◆ What you are asked to do ◆
Print all the records exactly, please.

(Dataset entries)
-------
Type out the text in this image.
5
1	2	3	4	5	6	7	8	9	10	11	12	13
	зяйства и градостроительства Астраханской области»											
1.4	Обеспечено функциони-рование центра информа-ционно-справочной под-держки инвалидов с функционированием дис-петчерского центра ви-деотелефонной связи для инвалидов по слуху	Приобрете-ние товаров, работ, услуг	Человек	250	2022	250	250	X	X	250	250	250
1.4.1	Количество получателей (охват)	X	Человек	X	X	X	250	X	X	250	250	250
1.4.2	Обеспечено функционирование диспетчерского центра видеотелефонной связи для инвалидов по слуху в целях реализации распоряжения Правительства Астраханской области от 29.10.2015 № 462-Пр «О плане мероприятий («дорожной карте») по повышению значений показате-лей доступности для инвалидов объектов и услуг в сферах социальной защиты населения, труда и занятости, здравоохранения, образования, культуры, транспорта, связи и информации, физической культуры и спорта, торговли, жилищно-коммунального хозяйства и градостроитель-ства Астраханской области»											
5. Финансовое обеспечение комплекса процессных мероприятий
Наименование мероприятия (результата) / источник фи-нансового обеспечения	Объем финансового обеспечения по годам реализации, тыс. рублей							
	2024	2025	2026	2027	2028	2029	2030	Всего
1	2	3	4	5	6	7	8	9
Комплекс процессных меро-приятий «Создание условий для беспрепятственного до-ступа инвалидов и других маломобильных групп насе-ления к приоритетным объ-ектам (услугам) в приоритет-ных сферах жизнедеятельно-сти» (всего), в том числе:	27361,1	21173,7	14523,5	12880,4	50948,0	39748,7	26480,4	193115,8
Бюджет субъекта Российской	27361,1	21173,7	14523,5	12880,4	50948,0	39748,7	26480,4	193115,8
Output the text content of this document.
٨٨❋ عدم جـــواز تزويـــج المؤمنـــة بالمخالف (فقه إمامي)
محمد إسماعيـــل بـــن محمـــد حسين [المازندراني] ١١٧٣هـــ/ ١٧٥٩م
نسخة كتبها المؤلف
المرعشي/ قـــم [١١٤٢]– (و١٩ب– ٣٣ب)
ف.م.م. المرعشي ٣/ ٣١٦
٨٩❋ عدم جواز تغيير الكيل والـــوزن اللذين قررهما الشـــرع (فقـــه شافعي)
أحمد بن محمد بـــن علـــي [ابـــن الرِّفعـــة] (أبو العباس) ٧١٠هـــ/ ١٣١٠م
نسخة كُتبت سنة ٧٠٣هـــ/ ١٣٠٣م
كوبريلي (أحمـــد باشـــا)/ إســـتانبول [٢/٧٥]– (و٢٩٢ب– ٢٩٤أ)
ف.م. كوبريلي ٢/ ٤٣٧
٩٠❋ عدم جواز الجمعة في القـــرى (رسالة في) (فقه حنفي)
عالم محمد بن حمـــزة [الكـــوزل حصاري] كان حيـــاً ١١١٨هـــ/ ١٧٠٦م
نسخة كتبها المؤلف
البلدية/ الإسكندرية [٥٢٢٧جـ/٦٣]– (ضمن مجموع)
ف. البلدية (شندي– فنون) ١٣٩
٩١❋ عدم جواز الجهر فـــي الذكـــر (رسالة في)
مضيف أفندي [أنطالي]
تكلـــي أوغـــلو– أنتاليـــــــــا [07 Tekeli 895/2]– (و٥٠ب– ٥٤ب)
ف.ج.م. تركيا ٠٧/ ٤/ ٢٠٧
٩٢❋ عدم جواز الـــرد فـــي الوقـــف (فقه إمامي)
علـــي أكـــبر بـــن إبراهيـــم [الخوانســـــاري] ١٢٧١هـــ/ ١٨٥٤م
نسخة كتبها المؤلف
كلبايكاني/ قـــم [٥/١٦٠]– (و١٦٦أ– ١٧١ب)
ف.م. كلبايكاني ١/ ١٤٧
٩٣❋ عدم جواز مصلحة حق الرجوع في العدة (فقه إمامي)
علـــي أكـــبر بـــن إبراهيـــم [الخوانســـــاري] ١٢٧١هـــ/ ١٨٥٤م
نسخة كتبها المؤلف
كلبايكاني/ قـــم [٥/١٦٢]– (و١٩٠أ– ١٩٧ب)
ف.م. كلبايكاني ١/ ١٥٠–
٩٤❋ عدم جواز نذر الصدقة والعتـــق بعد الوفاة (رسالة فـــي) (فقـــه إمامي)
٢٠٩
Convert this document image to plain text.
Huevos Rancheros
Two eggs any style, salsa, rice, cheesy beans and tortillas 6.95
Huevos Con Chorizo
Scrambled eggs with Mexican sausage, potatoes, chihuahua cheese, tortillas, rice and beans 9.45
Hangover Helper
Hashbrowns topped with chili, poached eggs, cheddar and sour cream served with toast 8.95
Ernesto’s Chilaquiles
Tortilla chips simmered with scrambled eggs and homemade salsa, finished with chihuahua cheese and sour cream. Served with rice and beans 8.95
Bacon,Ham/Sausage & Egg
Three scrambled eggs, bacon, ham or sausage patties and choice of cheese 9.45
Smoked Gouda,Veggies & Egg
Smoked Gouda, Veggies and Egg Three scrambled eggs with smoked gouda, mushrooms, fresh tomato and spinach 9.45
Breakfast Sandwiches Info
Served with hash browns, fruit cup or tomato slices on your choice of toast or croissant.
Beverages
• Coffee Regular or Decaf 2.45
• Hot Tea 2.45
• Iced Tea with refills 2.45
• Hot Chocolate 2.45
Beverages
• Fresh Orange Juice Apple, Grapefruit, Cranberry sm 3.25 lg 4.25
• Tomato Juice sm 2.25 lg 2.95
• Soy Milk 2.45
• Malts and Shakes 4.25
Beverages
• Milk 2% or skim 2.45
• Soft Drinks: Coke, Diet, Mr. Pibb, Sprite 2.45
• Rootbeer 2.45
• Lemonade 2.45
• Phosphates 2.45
-------
◆ Result ◆
Type out the text in this image.
5
1	2	3	4	5	6	7	8	9	10	11	12	13
	зяйства и градостроительства Астраханской области»											
1.4	Обеспечено функциони-рование центра информа-ционно-справочной под-держки инвалидов с функционированием дис-петчерского центра ви-деотелефонной связи для инвалидов по слуху	Приобрете-ние товаров, работ, услуг	Человек	250	2022	250	250	X	X	250	250	250
1.4.1	Количество получателей (охват)	X	Человек	X	X	X	250	X	X	250	250	250
1.4.2	Обеспечено функционирование диспетчерского центра видеотелефонной связи для инвалидов по слуху в целях реализации распоряжения Правительства Астраханской области от 29.10.2015 № 462-Пр «О плане мероприятий («дорожной карте») по повышению значений показате-лей доступности для инвалидов объектов и услуг в сферах социальной защиты населения, труда и занятости, здравоохранения, образования, культуры, транспорта, связи и информации, физической культуры и спорта, торговли, жилищно-коммунального хозяйства и градостроитель-ства Астраханской области»											
5. Финансовое обеспечение комплекса процессных мероприятий
Наименование мероприятия (результата) / источник фи-нансового обеспечения	Объем финансового обеспечения по годам реализации, тыс. рублей							
	2024	2025	2026	2027	2028	2029	2030	Всего
1	2	3	4	5	6	7	8	9
Комплекс процессных меро-приятий «Создание условий для беспрепятственного до-ступа инвалидов и других маломобильных групп насе-ления к приоритетным объ-ектам (услугам) в приоритет-ных сферах жизнедеятельно-сти» (всего), в том числе:	27361,1	21173,7	14523,5	12880,4	50948,0	39748,7	26480,4	193115,8
Бюджет субъекта Российской	27361,1	21173,7	14523,5	12880,4	50948,0	39748,7	26480,4	193115,8
Output the text content of this document.
٨٨❋ عدم جـــواز تزويـــج المؤمنـــة بالمخالف (فقه إمامي)
محمد إسماعيـــل بـــن محمـــد حسين [المازندراني] ١١٧٣هـــ/ ١٧٥٩م
نسخة كتبها المؤلف
المرعشي/ قـــم [١١٤٢]– (و١٩ب– ٣٣ب)
ف.م.م. المرعشي ٣/ ٣١٦
٨٩❋ عدم جواز تغيير الكيل والـــوزن اللذين قررهما الشـــرع (فقـــه شافعي)
أحمد بن محمد بـــن علـــي [ابـــن الرِّفعـــة] (أبو العباس) ٧١٠هـــ/ ١٣١٠م
نسخة كُتبت سنة ٧٠٣هـــ/ ١٣٠٣م
كوبريلي (أحمـــد باشـــا)/ إســـتانبول [٢/٧٥]– (و٢٩٢ب– ٢٩٤أ)
ف.م. كوبريلي ٢/ ٤٣٧
٩٠❋ عدم جواز الجمعة في القـــرى (رسالة في) (فقه حنفي)
عالم محمد بن حمـــزة [الكـــوزل حصاري] كان حيـــاً ١١١٨هـــ/ ١٧٠٦م
نسخة كتبها المؤلف
البلدية/ الإسكندرية [٥٢٢٧جـ/٦٣]– (ضمن مجموع)
ف. البلدية (شندي– فنون) ١٣٩
٩١❋ عدم جواز الجهر فـــي الذكـــر (رسالة في)
مضيف أفندي [أنطالي]
تكلـــي أوغـــلو– أنتاليـــــــــا [07 Tekeli 895/2]– (و٥٠ب– ٥٤ب)
ف.ج.م. تركيا ٠٧/ ٤/ ٢٠٧
٩٢❋ عدم جواز الـــرد فـــي الوقـــف (فقه إمامي)
علـــي أكـــبر بـــن إبراهيـــم [الخوانســـــاري] ١٢٧١هـــ/ ١٨٥٤م
نسخة كتبها المؤلف
كلبايكاني/ قـــم [٥/١٦٠]– (و١٦٦أ– ١٧١ب)
ف.م. كلبايكاني ١/ ١٤٧
٩٣❋ عدم جواز مصلحة حق الرجوع في العدة (فقه إمامي)
علـــي أكـــبر بـــن إبراهيـــم [الخوانســـــاري] ١٢٧١هـــ/ ١٨٥٤م
نسخة كتبها المؤلف
كلبايكاني/ قـــم [٥/١٦٢]– (و١٩٠أ– ١٩٧ب)
ف.م. كلبايكاني ١/ ١٥٠–
٩٤❋ عدم جواز نذر الصدقة والعتـــق بعد الوفاة (رسالة فـــي) (فقـــه إمامي)
٢٠٩
Convert this document image to plain text.
Huevos Rancheros
Two eggs any style, salsa, rice, cheesy beans and tortillas 6.95
Huevos Con Chorizo
Scrambled eggs with Mexican sausage, potatoes, chihuahua cheese, tortillas, rice and beans 9.45
Hangover Helper
Hashbrowns topped with chili, poached eggs, cheddar and sour cream served with toast 8.95
Ernesto’s Chilaquiles
Tortilla chips simmered with scrambled eggs and homemade salsa, finished with chihuahua cheese and sour cream. Served with rice and beans 8.95
Bacon,Ham/Sausage & Egg
Three scrambled eggs, bacon, ham or sausage patties and choice of cheese 9.45
Smoked Gouda,Veggies & Egg
Smoked Gouda, Veggies and Egg Three scrambled eggs with smoked gouda, mushrooms, fresh tomato and spinach 9.45
Breakfast Sandwiches Info
Served with hash browns, fruit cup or tomato slices on your choice of toast or croissant.
Beverages
• Coffee Regular or Decaf 2.45
• Hot Tea 2.45
• Iced Tea with refills 2.45
• Hot Chocolate 2.45
Beverages
• Fresh Orange Juice Apple, Grapefruit, Cranberry sm 3.25 lg 4.25
• Tomato Juice sm 2.25 lg 2.95
• Soy Milk 2.45
• Malts and Shakes 4.25
Beverages
• Milk 2% or skim 2.45
• Soft Drinks: Coke, Diet, Mr. Pibb, Sprite 2.45
• Rootbeer 2.45
• Lemonade 2.45
• Phosphates 2.45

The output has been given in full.